■ JOB ■
Every line holding the string "indicated" should be gathered.
::::::::
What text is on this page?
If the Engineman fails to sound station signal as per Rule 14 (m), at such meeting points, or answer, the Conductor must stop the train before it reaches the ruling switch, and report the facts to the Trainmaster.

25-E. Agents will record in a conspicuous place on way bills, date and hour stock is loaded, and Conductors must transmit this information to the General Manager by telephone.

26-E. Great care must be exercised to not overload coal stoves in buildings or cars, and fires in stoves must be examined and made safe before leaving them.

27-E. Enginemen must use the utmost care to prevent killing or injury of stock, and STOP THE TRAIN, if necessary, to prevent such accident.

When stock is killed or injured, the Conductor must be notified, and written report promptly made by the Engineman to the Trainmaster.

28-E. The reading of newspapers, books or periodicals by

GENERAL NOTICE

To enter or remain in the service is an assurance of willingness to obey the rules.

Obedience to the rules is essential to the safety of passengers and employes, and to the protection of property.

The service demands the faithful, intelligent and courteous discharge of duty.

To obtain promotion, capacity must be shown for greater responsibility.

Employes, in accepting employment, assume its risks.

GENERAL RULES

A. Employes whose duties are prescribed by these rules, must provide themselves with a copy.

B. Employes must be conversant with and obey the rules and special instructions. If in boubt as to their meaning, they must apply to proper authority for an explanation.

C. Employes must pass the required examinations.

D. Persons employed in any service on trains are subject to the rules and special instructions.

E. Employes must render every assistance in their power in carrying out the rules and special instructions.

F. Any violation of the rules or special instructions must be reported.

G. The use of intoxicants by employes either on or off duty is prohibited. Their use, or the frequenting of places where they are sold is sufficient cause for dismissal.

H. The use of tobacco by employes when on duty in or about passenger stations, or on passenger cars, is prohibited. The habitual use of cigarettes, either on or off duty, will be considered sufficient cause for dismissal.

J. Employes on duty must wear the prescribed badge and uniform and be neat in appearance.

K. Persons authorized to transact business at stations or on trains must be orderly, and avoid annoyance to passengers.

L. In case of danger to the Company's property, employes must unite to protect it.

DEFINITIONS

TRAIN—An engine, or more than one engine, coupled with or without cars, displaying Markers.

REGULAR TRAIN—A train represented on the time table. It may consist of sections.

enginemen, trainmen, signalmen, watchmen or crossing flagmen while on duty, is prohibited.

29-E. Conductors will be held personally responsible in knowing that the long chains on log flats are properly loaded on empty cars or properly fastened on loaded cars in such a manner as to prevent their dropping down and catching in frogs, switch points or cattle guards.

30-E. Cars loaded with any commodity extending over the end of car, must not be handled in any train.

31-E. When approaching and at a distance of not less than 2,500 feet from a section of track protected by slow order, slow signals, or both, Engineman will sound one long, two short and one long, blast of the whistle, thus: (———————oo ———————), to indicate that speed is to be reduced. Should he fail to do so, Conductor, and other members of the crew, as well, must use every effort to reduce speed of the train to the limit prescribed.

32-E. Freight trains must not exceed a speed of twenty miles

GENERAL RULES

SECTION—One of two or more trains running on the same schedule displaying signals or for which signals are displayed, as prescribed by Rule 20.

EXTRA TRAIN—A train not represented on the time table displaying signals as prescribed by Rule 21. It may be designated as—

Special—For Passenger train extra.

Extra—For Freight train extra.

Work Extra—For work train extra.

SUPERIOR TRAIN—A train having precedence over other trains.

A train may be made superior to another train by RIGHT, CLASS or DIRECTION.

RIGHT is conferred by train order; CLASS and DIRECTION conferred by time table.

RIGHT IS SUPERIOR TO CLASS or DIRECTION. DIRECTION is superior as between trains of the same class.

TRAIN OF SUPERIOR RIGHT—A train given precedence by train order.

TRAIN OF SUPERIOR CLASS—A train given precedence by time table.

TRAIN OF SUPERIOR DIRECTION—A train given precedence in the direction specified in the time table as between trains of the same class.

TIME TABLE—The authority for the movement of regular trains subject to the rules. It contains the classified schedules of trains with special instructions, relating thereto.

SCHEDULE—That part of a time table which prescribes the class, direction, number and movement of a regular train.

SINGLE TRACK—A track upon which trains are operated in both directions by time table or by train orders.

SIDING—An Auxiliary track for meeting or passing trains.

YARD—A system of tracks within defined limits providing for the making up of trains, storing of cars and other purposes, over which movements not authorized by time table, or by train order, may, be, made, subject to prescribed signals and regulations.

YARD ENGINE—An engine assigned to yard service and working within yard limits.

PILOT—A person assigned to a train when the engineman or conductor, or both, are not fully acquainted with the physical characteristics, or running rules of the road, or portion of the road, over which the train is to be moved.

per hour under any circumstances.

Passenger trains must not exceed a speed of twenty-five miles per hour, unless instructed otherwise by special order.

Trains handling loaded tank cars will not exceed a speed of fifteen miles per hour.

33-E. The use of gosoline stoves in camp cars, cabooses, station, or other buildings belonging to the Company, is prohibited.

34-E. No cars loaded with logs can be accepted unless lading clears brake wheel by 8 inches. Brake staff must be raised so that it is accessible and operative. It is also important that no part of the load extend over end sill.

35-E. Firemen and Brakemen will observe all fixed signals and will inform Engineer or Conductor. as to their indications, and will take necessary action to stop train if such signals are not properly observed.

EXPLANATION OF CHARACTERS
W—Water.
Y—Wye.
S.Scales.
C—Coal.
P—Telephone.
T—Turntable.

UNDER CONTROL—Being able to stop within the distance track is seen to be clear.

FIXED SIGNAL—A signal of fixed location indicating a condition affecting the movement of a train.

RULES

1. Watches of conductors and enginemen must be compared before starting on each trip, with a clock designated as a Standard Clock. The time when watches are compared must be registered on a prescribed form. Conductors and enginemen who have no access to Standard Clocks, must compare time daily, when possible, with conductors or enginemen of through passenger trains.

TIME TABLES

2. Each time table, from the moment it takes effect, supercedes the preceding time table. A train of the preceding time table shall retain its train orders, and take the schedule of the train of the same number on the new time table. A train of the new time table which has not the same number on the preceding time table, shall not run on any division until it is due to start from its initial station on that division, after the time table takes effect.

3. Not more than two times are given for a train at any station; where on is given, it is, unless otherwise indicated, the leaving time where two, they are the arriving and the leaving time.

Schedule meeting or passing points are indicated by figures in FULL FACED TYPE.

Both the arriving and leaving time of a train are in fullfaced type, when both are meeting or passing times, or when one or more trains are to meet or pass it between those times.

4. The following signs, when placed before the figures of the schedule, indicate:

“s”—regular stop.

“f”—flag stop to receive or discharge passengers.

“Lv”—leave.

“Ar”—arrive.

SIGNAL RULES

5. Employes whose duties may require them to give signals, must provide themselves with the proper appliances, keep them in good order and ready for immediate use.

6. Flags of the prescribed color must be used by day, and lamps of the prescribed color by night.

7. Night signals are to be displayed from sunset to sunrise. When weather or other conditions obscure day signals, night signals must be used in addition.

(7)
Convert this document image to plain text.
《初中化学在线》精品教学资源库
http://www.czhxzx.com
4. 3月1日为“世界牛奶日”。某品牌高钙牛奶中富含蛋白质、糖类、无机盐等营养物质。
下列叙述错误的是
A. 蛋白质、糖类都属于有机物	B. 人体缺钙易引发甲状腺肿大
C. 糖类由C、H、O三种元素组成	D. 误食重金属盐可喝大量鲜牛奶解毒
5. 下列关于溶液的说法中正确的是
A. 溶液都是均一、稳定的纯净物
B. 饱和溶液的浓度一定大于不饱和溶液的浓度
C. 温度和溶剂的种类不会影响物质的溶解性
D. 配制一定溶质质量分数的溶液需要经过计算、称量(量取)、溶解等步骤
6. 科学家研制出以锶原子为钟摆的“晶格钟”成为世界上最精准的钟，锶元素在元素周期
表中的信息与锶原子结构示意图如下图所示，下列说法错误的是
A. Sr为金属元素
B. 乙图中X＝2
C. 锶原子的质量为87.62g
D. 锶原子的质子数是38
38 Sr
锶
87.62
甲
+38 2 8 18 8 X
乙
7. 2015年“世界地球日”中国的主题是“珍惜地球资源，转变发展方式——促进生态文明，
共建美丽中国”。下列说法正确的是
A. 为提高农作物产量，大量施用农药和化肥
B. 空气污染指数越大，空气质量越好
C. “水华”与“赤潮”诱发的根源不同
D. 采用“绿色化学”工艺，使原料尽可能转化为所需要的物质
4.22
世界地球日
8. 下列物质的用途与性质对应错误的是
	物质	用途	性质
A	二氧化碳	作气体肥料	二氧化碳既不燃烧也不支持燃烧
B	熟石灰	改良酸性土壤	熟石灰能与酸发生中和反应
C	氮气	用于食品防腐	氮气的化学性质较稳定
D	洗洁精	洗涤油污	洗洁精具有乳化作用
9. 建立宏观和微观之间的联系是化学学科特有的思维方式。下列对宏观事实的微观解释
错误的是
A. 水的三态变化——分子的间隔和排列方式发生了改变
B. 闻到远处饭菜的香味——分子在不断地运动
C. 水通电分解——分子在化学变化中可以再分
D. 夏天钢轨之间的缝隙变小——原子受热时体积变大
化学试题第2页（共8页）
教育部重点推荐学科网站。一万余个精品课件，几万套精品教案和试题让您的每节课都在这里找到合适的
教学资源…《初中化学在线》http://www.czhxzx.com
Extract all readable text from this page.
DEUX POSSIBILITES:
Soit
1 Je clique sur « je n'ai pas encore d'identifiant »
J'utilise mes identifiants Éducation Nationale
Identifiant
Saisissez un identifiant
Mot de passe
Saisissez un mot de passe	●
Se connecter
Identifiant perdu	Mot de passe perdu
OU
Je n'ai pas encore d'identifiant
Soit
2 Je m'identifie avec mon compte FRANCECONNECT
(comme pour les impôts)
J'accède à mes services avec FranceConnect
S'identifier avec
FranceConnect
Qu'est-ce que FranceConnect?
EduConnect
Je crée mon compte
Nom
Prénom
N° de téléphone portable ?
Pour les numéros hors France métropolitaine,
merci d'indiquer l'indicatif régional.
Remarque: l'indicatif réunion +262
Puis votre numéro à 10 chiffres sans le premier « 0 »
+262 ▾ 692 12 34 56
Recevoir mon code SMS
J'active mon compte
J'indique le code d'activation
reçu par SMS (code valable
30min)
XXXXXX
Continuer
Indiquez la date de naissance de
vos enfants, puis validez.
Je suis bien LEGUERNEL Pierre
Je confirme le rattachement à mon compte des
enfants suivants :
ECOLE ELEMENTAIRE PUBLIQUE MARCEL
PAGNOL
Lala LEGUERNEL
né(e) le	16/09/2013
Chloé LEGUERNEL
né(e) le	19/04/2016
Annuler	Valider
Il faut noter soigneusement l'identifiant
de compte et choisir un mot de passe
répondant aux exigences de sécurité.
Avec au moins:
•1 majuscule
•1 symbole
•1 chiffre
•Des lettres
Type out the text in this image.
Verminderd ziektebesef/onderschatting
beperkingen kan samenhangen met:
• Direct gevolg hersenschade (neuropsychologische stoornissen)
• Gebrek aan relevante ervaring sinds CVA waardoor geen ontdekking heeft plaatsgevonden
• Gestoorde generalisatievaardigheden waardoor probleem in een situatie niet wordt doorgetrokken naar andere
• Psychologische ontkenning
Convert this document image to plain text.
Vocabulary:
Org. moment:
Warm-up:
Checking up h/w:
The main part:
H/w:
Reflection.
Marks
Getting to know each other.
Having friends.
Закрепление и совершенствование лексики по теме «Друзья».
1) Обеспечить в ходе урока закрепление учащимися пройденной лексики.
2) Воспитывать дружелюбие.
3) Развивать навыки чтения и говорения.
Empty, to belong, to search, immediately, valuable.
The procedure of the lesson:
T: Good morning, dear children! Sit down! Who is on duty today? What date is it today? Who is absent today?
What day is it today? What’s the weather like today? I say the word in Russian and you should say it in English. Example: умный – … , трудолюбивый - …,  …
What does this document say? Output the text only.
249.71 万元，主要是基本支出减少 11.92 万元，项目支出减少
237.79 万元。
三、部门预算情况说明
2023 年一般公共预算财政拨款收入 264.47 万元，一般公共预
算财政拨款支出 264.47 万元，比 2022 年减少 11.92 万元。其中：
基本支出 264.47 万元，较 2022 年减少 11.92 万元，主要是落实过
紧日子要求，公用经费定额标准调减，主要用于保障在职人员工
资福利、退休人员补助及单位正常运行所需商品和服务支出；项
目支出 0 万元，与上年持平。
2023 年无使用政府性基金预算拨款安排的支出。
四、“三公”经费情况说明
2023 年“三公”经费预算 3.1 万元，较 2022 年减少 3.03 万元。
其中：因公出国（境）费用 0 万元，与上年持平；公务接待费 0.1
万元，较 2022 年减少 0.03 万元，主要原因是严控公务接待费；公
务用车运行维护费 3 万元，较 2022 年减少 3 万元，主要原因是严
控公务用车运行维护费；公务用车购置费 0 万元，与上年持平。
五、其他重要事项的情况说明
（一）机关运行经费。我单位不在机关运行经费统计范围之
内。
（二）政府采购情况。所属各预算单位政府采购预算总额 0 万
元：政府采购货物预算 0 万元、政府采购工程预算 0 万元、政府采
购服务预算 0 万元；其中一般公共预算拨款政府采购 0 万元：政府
::::::::
■ IN RESPONSE ■
3. Not more than two times are given for a train at any station; where on is given, it is, unless otherwise indicated, the leaving time where two, they are the arriving and the leaving time.
Schedule meeting or passing points are indicated by figures in FULL FACED TYPE.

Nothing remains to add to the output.